● **MATERIAL FOR THIS TASK**
== == ==

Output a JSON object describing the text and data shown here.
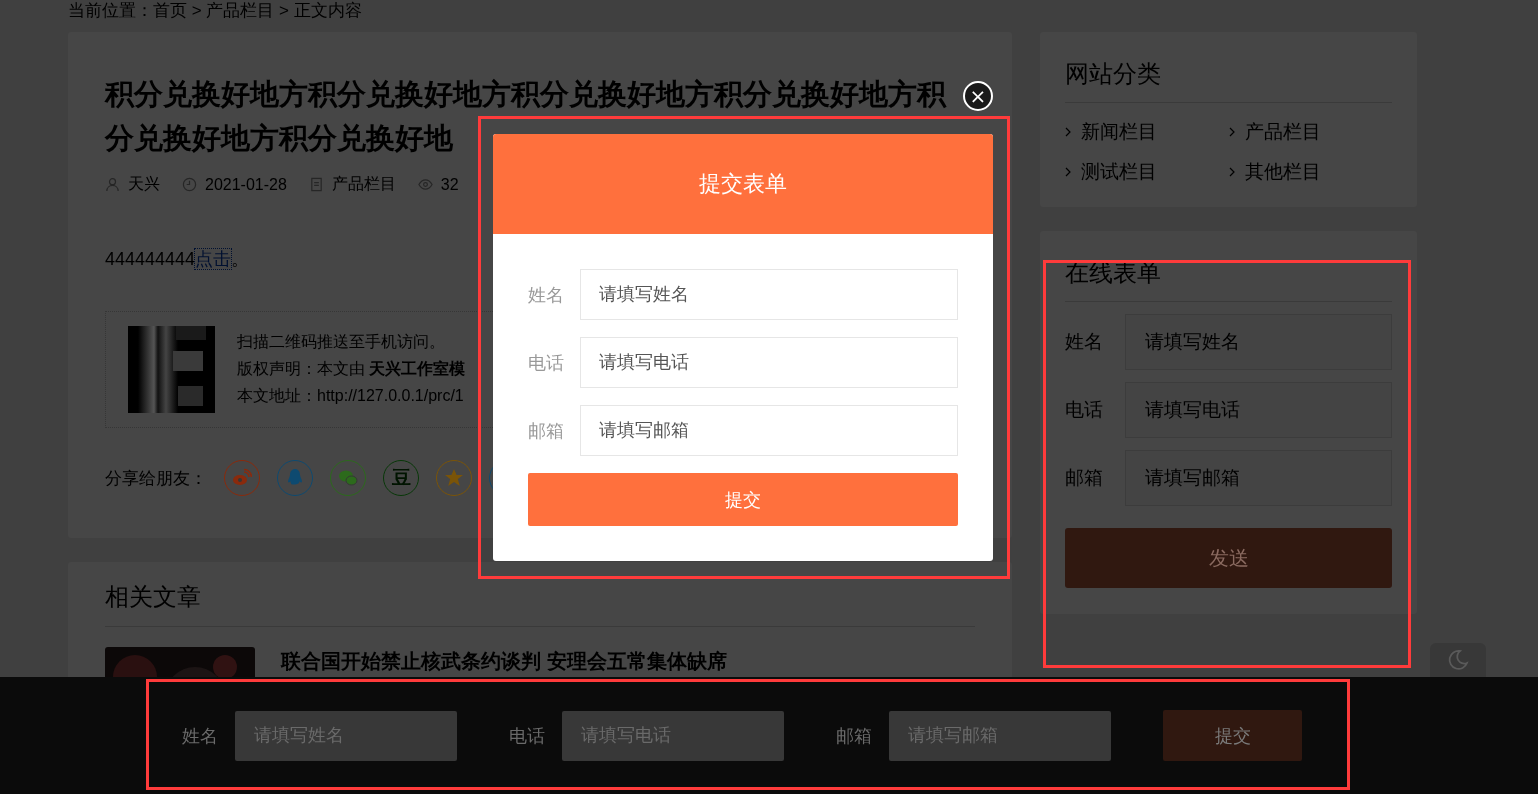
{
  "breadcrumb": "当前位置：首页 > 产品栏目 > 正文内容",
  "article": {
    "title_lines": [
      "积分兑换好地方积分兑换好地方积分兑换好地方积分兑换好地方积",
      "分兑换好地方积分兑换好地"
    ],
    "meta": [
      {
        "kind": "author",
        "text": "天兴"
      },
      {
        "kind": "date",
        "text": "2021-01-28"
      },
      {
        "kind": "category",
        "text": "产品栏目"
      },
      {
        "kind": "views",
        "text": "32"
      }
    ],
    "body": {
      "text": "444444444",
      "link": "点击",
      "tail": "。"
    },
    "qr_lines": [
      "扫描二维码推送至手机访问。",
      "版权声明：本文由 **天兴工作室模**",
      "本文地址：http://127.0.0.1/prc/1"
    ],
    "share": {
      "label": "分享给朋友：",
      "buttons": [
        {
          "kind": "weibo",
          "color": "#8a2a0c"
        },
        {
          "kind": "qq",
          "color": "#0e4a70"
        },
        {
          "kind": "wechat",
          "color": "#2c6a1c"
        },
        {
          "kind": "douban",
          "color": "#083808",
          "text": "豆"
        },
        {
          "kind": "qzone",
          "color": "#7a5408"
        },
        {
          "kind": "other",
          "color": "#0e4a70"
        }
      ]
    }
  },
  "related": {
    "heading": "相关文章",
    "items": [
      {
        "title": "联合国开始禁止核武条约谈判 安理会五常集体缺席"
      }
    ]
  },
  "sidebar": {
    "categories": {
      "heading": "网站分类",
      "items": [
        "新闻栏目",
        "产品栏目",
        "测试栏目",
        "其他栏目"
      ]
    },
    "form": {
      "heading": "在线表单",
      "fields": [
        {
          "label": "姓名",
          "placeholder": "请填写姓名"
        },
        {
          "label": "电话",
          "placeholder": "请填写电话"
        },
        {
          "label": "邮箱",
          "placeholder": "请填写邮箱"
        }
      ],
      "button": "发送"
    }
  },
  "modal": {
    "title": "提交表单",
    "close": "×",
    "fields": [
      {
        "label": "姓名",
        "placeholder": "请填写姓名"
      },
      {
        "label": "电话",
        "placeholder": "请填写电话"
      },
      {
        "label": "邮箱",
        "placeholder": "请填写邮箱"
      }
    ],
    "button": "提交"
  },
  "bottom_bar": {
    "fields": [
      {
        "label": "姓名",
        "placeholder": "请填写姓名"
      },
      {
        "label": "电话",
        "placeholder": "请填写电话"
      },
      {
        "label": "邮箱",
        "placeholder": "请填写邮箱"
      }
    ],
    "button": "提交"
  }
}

== == ==

Select, from the listing, all lines that include the word "text".

Output a JSON object describing the text and data shown here.
        "text": "天兴"
        "text": "2021-01-28"
        "text": "产品栏目"
        "text": "32"
      "text": "444444444",
          "text": "豆"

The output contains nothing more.